▶ **INSTRUCTIONS TO FOLLOW**:
Go through the records and copy each line where the word "type" occurs.

** Begin EXTRACTED MATERIAL **

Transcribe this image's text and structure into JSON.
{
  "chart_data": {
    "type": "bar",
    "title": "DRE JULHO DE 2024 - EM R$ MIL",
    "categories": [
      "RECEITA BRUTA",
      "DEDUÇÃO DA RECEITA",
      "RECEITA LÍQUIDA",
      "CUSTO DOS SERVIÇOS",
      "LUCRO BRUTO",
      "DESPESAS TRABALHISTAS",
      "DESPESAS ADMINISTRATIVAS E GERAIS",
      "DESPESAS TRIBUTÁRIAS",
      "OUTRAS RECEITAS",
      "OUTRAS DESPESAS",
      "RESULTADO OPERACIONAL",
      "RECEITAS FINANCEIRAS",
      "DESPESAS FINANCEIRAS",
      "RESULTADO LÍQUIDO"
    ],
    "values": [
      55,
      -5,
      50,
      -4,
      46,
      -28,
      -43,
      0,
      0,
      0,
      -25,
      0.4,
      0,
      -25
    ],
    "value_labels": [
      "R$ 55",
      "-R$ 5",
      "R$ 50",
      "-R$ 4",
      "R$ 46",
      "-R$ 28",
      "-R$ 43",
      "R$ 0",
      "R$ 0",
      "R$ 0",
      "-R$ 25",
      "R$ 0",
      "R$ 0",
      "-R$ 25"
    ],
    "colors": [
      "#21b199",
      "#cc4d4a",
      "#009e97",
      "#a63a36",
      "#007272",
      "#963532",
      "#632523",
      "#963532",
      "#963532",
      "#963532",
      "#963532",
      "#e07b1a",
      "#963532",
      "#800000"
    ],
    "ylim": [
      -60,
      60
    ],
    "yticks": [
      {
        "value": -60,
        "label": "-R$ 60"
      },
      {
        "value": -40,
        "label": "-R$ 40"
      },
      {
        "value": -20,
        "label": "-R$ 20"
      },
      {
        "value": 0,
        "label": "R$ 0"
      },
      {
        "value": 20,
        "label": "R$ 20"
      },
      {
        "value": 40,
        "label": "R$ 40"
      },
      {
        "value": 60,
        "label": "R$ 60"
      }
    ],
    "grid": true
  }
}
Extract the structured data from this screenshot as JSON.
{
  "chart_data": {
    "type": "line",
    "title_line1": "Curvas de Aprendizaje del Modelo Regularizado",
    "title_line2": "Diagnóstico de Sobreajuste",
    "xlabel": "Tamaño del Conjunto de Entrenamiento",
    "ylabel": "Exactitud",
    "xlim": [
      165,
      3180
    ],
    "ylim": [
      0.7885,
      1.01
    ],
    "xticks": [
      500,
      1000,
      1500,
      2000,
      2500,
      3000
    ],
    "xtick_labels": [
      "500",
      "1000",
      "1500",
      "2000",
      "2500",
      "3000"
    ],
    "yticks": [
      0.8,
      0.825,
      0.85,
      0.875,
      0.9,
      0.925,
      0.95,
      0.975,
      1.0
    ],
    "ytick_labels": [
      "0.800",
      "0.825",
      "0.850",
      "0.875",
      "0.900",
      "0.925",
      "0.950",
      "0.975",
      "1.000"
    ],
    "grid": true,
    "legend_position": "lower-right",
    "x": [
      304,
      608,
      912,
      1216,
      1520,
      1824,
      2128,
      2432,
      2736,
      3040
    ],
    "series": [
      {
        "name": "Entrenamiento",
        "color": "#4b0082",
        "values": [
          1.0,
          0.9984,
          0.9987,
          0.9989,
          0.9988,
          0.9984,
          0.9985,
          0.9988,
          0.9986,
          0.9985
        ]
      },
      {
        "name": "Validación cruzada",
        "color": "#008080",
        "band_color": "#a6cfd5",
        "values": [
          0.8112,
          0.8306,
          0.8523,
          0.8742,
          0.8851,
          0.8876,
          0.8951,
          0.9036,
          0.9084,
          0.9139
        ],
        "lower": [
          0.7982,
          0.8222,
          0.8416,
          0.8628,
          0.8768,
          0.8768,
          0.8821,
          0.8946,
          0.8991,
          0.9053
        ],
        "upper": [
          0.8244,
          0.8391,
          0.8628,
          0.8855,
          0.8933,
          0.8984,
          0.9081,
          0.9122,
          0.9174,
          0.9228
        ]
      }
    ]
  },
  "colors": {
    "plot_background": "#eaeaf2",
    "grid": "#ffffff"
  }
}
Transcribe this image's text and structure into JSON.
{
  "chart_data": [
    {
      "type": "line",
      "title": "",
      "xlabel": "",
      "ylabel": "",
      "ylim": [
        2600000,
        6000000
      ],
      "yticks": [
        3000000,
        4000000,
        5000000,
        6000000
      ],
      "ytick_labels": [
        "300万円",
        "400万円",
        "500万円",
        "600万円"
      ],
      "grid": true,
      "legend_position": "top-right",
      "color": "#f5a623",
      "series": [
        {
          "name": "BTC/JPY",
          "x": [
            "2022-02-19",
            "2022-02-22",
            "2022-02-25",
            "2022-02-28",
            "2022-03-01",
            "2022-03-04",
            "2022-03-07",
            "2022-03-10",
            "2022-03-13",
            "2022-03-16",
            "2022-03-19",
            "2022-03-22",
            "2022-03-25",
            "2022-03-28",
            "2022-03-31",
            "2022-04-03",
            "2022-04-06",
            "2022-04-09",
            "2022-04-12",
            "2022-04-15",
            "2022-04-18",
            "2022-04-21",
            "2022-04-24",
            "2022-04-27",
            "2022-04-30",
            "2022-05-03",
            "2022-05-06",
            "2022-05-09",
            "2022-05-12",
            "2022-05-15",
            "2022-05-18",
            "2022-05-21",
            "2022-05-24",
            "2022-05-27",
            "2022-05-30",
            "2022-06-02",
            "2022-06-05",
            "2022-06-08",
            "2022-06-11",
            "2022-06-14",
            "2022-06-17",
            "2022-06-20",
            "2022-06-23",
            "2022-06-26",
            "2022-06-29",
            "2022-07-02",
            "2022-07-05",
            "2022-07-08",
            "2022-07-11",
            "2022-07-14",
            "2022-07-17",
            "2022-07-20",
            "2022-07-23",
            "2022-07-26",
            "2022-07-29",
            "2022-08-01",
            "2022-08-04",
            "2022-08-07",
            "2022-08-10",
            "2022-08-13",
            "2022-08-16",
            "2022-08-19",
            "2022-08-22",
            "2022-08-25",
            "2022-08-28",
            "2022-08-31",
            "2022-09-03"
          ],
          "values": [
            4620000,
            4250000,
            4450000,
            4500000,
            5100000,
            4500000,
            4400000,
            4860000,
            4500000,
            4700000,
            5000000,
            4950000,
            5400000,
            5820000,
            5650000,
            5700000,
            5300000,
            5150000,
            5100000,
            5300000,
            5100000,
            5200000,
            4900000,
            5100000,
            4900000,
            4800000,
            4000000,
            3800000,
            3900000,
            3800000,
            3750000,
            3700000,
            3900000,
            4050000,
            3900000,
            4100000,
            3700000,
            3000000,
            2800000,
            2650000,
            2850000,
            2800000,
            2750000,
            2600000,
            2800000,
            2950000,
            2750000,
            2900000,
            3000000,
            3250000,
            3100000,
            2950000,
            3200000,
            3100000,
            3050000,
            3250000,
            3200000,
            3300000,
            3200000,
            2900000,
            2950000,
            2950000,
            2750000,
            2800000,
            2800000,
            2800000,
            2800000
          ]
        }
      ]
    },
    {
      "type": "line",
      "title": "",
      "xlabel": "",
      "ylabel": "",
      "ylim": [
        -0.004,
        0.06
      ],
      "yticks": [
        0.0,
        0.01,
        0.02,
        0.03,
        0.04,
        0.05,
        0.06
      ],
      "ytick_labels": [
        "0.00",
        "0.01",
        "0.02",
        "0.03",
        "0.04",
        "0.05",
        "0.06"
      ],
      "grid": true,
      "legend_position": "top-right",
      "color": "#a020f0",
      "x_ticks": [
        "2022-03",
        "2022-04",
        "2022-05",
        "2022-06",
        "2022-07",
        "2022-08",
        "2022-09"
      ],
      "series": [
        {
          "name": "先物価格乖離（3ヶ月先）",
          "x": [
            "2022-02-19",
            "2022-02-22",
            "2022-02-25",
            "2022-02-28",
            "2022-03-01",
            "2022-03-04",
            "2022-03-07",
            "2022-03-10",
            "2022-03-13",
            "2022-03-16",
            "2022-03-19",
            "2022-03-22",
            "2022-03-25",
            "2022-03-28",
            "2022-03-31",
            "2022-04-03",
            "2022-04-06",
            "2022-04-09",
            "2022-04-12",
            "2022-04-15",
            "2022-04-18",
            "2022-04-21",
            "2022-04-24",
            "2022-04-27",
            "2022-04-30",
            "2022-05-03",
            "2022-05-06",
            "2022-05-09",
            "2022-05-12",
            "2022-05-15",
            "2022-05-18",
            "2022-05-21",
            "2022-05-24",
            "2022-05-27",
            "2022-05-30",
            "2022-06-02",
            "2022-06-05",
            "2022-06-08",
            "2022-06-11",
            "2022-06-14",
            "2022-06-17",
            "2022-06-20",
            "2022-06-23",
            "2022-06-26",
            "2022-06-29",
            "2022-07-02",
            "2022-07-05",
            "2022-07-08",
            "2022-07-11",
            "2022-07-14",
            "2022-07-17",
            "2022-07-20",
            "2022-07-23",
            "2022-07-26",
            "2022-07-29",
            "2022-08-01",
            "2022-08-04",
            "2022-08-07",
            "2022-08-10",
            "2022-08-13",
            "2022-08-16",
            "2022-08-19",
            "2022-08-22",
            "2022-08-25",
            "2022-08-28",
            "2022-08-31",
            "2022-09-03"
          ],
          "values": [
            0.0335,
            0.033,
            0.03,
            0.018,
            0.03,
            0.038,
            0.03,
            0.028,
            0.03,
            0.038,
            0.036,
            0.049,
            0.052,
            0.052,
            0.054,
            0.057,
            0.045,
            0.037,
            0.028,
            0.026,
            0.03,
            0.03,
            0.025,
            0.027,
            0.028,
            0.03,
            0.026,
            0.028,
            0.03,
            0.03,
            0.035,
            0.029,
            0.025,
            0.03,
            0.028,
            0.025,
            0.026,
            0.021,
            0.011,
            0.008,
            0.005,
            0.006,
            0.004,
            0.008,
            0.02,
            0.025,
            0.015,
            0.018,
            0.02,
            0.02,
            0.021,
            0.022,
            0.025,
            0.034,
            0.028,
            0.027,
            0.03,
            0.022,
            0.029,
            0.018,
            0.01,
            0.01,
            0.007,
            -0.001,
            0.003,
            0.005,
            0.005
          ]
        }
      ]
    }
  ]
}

** End EXTRACTED MATERIAL **

▶ **WORKED SOLUTION**:
    "type": "bar",
    "type": "line",
      "type": "line",
      "type": "line",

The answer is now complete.